• Task details: Return, word for word, every line that follows.

• Figure content listings:

--- begin ---

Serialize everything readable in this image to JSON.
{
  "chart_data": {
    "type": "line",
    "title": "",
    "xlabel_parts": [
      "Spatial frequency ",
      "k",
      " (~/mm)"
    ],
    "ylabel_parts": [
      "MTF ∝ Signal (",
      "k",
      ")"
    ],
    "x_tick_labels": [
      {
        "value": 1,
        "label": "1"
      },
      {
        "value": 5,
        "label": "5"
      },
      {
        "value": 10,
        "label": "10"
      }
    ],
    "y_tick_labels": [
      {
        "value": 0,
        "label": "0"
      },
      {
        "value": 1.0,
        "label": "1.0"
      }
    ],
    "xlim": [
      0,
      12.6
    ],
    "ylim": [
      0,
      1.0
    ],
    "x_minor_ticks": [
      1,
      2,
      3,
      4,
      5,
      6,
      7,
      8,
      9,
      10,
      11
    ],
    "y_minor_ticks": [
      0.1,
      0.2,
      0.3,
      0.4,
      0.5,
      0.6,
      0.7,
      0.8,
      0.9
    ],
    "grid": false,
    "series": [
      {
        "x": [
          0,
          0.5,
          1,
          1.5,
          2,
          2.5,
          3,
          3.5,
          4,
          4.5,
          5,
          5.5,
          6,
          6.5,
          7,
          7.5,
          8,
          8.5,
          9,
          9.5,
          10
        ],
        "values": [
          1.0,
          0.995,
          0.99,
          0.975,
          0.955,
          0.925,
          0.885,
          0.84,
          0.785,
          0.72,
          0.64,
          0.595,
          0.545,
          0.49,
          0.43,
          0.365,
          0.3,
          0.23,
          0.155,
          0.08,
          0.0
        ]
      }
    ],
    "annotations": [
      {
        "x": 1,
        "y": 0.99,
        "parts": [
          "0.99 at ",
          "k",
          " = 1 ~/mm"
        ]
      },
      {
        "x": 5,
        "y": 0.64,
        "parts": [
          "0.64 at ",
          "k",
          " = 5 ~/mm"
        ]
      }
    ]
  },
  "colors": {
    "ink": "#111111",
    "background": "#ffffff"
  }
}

--- end ---

• Expected answer:
Serialize everything readable in this image to JSON.
{
  "chart_data": {
    "type": "line",
    "title": "",
    "xlabel_parts": [
      "Spatial frequency ",
      "k",
      " (~/mm)"
    ],
    "ylabel_parts": [
      "MTF ∝ Signal (",
      "k",
      ")"
    ],
    "x_tick_labels": [
      {
        "value": 1,
        "label": "1"
      },
      {
        "value": 5,
        "label": "5"
      },
      {
        "value": 10,
        "label": "10"
      }
    ],
    "y_tick_labels": [
      {
        "value": 0,
        "label": "0"
      },
      {
        "value": 1.0,
        "label": "1.0"
      }
    ],
    "xlim": [
      0,
      12.6
    ],
    "ylim": [
      0,
      1.0
    ],
    "x_minor_ticks": [
      1,
      2,
      3,
      4,
      5,
      6,
      7,
      8,
      9,
      10,
      11
    ],
    "y_minor_ticks": [
      0.1,
      0.2,
      0.3,
      0.4,
      0.5,
      0.6,
      0.7,
      0.8,
      0.9
    ],
    "grid": false,
    "series": [
      {
        "x": [
          0,
          0.5,
          1,
          1.5,
          2,
          2.5,
          3,
          3.5,
          4,
          4.5,
          5,
          5.5,
          6,
          6.5,
          7,
          7.5,
          8,
          8.5,
          9,
          9.5,
          10
        ],
        "values": [
          1.0,
          0.995,
          0.99,
          0.975,
          0.955,
          0.925,
          0.885,
          0.84,
          0.785,
          0.72,
          0.64,
          0.595,
          0.545,
          0.49,
          0.43,
          0.365,
          0.3,
          0.23,
          0.155,
          0.08,
          0.0
        ]
      }
    ],
    "annotations": [
      {
        "x": 1,
        "y": 0.99,
        "parts": [
          "0.99 at ",
          "k",
          " = 1 ~/mm"
        ]
      },
      {
        "x": 5,
        "y": 0.64,
        "parts": [
          "0.64 at ",
          "k",
          " = 5 ~/mm"
        ]
      }
    ]
  },
  "colors": {
    "ink": "#111111",
    "background": "#ffffff"
  }
}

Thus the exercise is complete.